-- Aim of the exercise --
From the entries below, extract every line that includes the word "Отлично".

▼▼▼

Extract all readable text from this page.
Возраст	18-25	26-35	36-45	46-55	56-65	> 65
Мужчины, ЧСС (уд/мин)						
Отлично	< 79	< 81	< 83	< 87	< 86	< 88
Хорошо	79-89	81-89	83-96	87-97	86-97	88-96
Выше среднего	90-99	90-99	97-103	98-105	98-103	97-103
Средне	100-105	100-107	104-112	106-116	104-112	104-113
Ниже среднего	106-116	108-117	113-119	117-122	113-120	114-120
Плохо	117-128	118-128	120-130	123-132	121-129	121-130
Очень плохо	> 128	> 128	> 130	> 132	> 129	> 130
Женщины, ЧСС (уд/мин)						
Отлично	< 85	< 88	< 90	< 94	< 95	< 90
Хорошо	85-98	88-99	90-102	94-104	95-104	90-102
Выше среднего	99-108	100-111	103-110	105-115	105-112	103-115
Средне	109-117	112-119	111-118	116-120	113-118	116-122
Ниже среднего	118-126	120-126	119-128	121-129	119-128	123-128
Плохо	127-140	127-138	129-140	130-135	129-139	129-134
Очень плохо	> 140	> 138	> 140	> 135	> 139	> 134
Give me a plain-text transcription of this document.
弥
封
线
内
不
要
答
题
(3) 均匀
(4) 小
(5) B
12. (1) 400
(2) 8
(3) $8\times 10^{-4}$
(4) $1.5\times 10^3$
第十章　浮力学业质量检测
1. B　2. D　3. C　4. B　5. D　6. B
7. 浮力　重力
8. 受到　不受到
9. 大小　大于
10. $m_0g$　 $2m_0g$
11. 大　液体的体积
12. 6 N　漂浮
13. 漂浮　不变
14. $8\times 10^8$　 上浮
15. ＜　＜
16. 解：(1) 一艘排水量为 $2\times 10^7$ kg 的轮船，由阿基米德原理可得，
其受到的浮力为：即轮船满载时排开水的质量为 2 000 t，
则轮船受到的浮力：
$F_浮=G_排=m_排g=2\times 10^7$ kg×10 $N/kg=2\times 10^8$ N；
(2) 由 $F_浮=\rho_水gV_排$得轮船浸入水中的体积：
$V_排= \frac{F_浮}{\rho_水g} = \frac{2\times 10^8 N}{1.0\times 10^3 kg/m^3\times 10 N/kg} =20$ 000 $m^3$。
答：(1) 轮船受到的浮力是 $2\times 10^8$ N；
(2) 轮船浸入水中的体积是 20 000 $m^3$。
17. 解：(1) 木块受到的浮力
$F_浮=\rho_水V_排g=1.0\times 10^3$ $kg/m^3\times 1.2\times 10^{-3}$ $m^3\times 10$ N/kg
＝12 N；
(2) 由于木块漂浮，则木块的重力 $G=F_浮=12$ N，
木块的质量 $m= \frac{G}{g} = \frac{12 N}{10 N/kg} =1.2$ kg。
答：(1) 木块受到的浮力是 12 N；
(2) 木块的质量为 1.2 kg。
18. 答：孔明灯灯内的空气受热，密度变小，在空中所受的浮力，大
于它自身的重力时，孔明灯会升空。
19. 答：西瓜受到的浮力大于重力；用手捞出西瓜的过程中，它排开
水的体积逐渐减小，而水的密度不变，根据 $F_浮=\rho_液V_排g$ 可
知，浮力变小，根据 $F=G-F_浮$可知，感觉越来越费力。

▲▲▲

-- Full output --
Отлично	< 79	< 81	< 83	< 87	< 86	< 88
Отлично	< 85	< 88	< 90	< 94	< 95	< 90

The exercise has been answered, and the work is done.